------ RECORD SET ------

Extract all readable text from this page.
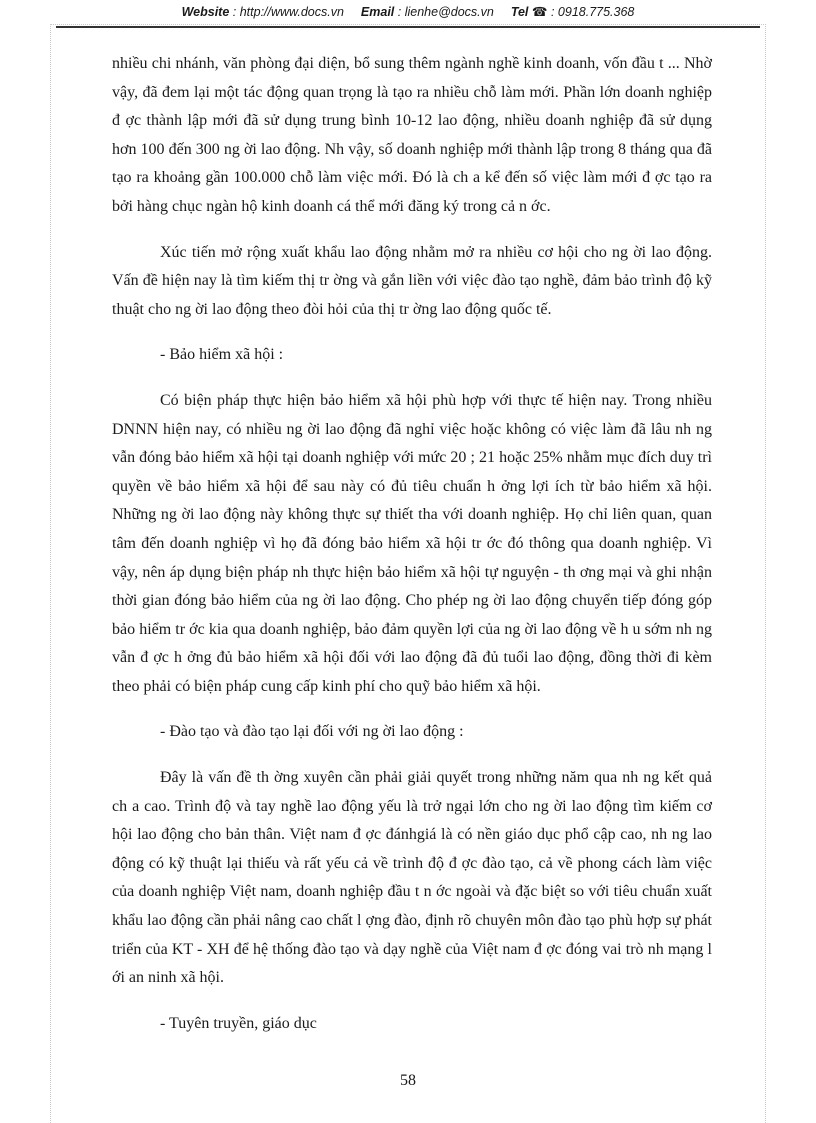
Website : http://www.docs.vn Email : lienhe@docs.vn Tel ☎ : 0918.775.368

nhiều chi nhánh, văn phòng đại diện, bổ sung thêm ngành nghề kinh doanh, vốn đầu t ... Nhờ vậy, đã đem lại một tác động quan trọng là tạo ra nhiều chỗ làm mới. Phần lớn doanh nghiệp đ ợc thành lập mới đã sử dụng trung bình 10-12 lao động, nhiều doanh nghiệp đã sử dụng hơn 100 đến 300 ng ời lao động. Nh vậy, số doanh nghiệp mới thành lập trong 8 tháng qua đã tạo ra khoảng gần 100.000 chỗ làm việc mới. Đó là ch a kể đến số việc làm mới đ ợc tạo ra bởi hàng chục ngàn hộ kinh doanh cá thể mới đăng ký trong cả n ớc.

Xúc tiến mở rộng xuất khẩu lao động nhằm mở ra nhiều cơ hội cho ng ời lao động. Vấn đề hiện nay là tìm kiếm thị tr ờng và gắn liền với việc đào tạo nghề, đảm bảo trình độ kỹ thuật cho ng ời lao động theo đòi hỏi của thị tr ờng lao động quốc tế.

- Bảo hiểm xã hội :

Có biện pháp thực hiện bảo hiểm xã hội phù hợp với thực tế hiện nay. Trong nhiều DNNN hiện nay, có nhiều ng ời lao động đã nghỉ việc hoặc không có việc làm đã lâu nh ng vẫn đóng bảo hiểm xã hội tại doanh nghiệp với mức 20 ; 21 hoặc 25% nhằm mục đích duy trì quyền về bảo hiểm xã hội để sau này có đủ tiêu chuẩn h ởng lợi ích từ bảo hiểm xã hội. Những ng ời lao động này không thực sự thiết tha với doanh nghiệp. Họ chỉ liên quan, quan tâm đến doanh nghiệp vì họ đã đóng bảo hiểm xã hội tr ớc đó thông qua doanh nghiệp. Vì vậy, nên áp dụng biện pháp nh thực hiện bảo hiểm xã hội tự nguyện - th ơng mại và ghi nhận thời gian đóng bảo hiểm của ng ời lao động. Cho phép ng ời lao động chuyển tiếp đóng góp bảo hiểm tr ớc kia qua doanh nghiệp, bảo đảm quyền lợi của ng ời lao động về h u sớm nh ng vẫn đ ợc h ởng đủ bảo hiểm xã hội đối với lao động đã đủ tuổi lao động, đồng thời đi kèm theo phải có biện pháp cung cấp kinh phí cho quỹ bảo hiểm xã hội.

- Đào tạo và đào tạo lại đối với ng ời lao động :

Đây là vấn đề th ờng xuyên cần phải giải quyết trong những năm qua nh ng kết quả ch a cao. Trình độ và tay nghề lao động yếu là trở ngại lớn cho ng ời lao động tìm kiếm cơ hội lao động cho bản thân. Việt nam đ ợc đánhgiá là có nền giáo dục phổ cập cao, nh ng lao động có kỹ thuật lại thiếu và rất yếu cả về trình độ đ ợc đào tạo, cả về phong cách làm việc của doanh nghiệp Việt nam, doanh nghiệp đầu t n ớc ngoài và đặc biệt so với tiêu chuẩn xuất khẩu lao động cần phải nâng cao chất l ợng đào, định rõ chuyên môn đào tạo phù hợp sự phát triển của KT - XH để hệ thống đào tạo và dạy nghề của Việt nam đ ợc đóng vai trò nh mạng l ới an ninh xã hội.

- Tuyên truyền, giáo dục

58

------

* **EXERCISE DIRECTIONS**
Copy out all of the data word for word. Do not carry over any picture.

* **SOLUTION FOR THIS PROBLEM**
Extract all readable text from this page.
Website : http://www.docs.vn Email : lienhe@docs.vn Tel ☎ : 0918.775.368

nhiều chi nhánh, văn phòng đại diện, bổ sung thêm ngành nghề kinh doanh, vốn đầu t ... Nhờ vậy, đã đem lại một tác động quan trọng là tạo ra nhiều chỗ làm mới. Phần lớn doanh nghiệp đ ợc thành lập mới đã sử dụng trung bình 10-12 lao động, nhiều doanh nghiệp đã sử dụng hơn 100 đến 300 ng ời lao động. Nh vậy, số doanh nghiệp mới thành lập trong 8 tháng qua đã tạo ra khoảng gần 100.000 chỗ làm việc mới. Đó là ch a kể đến số việc làm mới đ ợc tạo ra bởi hàng chục ngàn hộ kinh doanh cá thể mới đăng ký trong cả n ớc.

Xúc tiến mở rộng xuất khẩu lao động nhằm mở ra nhiều cơ hội cho ng ời lao động. Vấn đề hiện nay là tìm kiếm thị tr ờng và gắn liền với việc đào tạo nghề, đảm bảo trình độ kỹ thuật cho ng ời lao động theo đòi hỏi của thị tr ờng lao động quốc tế.

- Bảo hiểm xã hội :

Có biện pháp thực hiện bảo hiểm xã hội phù hợp với thực tế hiện nay. Trong nhiều DNNN hiện nay, có nhiều ng ời lao động đã nghỉ việc hoặc không có việc làm đã lâu nh ng vẫn đóng bảo hiểm xã hội tại doanh nghiệp với mức 20 ; 21 hoặc 25% nhằm mục đích duy trì quyền về bảo hiểm xã hội để sau này có đủ tiêu chuẩn h ởng lợi ích từ bảo hiểm xã hội. Những ng ời lao động này không thực sự thiết tha với doanh nghiệp. Họ chỉ liên quan, quan tâm đến doanh nghiệp vì họ đã đóng bảo hiểm xã hội tr ớc đó thông qua doanh nghiệp. Vì vậy, nên áp dụng biện pháp nh thực hiện bảo hiểm xã hội tự nguyện - th ơng mại và ghi nhận thời gian đóng bảo hiểm của ng ời lao động. Cho phép ng ời lao động chuyển tiếp đóng góp bảo hiểm tr ớc kia qua doanh nghiệp, bảo đảm quyền lợi của ng ời lao động về h u sớm nh ng vẫn đ ợc h ởng đủ bảo hiểm xã hội đối với lao động đã đủ tuổi lao động, đồng thời đi kèm theo phải có biện pháp cung cấp kinh phí cho quỹ bảo hiểm xã hội.

- Đào tạo và đào tạo lại đối với ng ời lao động :

Đây là vấn đề th ờng xuyên cần phải giải quyết trong những năm qua nh ng kết quả ch a cao. Trình độ và tay nghề lao động yếu là trở ngại lớn cho ng ời lao động tìm kiếm cơ hội lao động cho bản thân. Việt nam đ ợc đánhgiá là có nền giáo dục phổ cập cao, nh ng lao động có kỹ thuật lại thiếu và rất yếu cả về trình độ đ ợc đào tạo, cả về phong cách làm việc của doanh nghiệp Việt nam, doanh nghiệp đầu t n ớc ngoài và đặc biệt so với tiêu chuẩn xuất khẩu lao động cần phải nâng cao chất l ợng đào, định rõ chuyên môn đào tạo phù hợp sự phát triển của KT - XH để hệ thống đào tạo và dạy nghề của Việt nam đ ợc đóng vai trò nh mạng l ới an ninh xã hội.

- Tuyên truyền, giáo dục

58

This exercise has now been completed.